* PROBLEM REQUIREMENTS
What is the number of lines containing the string "oskarżonego"? Answer with the number only.

* INPUT ROWS
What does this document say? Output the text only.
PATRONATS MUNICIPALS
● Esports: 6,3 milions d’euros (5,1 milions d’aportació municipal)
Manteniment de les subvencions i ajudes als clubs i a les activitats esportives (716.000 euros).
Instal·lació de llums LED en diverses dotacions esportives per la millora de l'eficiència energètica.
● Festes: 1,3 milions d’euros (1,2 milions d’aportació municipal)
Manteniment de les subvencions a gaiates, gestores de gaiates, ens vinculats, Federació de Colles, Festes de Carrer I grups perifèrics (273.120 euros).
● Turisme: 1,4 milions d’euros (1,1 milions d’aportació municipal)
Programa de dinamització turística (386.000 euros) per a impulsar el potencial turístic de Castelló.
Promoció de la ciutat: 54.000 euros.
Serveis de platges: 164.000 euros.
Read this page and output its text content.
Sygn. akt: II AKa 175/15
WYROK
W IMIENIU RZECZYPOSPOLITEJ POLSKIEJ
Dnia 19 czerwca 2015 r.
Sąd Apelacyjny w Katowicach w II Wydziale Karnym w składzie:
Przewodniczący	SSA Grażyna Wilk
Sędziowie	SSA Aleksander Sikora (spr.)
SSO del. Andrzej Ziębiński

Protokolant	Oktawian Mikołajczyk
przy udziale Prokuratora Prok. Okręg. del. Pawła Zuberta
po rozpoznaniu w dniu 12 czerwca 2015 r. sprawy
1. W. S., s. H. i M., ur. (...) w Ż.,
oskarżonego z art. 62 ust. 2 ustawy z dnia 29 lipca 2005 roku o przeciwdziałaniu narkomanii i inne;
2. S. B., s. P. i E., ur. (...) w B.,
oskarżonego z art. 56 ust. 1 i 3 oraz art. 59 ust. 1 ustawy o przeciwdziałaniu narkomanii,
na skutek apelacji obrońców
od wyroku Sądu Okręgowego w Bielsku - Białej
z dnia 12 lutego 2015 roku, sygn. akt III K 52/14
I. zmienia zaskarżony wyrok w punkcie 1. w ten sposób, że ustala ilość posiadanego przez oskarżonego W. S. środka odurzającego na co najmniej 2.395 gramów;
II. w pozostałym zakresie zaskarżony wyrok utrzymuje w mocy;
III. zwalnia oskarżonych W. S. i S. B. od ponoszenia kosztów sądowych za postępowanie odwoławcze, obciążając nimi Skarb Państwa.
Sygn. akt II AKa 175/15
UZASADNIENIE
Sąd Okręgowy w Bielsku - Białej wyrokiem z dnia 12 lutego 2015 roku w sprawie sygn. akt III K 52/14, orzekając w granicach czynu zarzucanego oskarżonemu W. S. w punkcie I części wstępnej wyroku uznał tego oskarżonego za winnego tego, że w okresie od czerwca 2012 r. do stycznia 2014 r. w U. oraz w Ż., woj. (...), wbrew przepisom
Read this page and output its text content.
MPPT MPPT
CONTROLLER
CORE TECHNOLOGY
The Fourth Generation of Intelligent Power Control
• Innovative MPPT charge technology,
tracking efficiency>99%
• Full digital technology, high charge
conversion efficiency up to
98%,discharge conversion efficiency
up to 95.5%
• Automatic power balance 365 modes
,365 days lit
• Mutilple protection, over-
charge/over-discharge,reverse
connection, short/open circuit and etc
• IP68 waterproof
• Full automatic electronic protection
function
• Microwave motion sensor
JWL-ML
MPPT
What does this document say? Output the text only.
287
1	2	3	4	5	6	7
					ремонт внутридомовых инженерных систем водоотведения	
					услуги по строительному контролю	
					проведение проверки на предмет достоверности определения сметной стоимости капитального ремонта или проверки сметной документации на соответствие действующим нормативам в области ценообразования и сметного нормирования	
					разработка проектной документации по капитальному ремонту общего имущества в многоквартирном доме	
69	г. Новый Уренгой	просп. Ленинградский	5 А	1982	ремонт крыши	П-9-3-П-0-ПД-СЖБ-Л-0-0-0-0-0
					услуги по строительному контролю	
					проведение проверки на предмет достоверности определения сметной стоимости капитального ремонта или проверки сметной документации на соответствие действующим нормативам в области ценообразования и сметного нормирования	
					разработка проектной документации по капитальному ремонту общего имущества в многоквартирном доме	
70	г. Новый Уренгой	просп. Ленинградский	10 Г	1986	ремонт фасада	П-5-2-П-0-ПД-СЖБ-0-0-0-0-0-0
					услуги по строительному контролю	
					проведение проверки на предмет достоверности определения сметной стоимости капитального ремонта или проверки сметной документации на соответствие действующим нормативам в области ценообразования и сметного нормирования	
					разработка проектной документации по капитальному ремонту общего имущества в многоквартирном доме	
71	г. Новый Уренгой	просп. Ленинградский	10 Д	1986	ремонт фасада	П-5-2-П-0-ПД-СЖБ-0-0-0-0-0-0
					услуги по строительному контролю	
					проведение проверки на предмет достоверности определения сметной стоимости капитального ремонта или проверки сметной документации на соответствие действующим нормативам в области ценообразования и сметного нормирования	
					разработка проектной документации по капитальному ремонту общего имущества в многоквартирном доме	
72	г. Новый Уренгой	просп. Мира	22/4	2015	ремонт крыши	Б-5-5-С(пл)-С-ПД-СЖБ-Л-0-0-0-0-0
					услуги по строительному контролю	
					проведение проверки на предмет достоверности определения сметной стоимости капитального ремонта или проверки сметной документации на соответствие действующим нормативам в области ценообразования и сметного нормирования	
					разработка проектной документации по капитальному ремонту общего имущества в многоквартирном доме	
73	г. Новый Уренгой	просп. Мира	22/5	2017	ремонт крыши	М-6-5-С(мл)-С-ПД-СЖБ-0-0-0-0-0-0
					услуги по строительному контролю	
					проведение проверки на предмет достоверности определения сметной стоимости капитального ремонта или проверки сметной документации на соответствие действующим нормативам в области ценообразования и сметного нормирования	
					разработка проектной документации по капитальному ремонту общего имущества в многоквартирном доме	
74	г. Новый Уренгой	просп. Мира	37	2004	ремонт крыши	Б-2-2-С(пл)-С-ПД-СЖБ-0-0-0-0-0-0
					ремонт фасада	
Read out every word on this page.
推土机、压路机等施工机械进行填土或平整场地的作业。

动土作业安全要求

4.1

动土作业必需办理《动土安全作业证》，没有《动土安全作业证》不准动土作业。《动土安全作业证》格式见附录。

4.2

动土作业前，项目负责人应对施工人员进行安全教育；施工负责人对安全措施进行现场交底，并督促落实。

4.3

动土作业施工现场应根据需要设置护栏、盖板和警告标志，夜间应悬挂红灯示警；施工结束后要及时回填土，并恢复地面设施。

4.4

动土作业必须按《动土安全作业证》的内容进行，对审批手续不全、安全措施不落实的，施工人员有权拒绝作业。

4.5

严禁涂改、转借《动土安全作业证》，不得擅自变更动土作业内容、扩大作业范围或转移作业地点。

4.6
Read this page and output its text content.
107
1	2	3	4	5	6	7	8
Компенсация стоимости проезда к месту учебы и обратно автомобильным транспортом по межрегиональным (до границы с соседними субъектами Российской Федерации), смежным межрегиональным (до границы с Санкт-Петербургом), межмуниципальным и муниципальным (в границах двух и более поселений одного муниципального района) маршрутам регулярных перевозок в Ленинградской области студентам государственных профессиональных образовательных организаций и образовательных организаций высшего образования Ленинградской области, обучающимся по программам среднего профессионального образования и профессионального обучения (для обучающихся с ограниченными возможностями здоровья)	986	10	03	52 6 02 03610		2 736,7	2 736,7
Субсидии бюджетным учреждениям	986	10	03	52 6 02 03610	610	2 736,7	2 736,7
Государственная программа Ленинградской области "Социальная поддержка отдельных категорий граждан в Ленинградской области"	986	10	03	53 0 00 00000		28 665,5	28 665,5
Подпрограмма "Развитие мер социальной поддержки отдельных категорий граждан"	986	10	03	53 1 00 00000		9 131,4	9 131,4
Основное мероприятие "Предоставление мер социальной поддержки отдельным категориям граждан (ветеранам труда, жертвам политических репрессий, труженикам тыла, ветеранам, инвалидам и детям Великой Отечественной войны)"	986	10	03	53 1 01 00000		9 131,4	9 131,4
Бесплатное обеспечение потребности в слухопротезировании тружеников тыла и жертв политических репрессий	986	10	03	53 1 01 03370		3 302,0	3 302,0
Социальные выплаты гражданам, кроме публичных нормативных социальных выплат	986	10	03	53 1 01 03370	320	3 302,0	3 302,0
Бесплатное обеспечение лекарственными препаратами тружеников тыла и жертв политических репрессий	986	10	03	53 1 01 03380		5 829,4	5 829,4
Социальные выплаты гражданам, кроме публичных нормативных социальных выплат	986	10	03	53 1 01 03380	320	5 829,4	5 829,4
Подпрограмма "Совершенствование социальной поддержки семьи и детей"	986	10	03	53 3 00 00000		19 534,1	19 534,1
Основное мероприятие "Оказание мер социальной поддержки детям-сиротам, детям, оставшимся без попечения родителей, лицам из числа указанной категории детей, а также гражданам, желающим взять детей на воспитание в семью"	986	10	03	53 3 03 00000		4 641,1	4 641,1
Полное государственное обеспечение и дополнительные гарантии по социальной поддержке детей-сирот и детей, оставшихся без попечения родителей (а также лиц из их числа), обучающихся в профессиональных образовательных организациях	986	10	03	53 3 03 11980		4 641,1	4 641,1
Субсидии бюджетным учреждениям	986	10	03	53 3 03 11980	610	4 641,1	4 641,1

* RESPONSE
4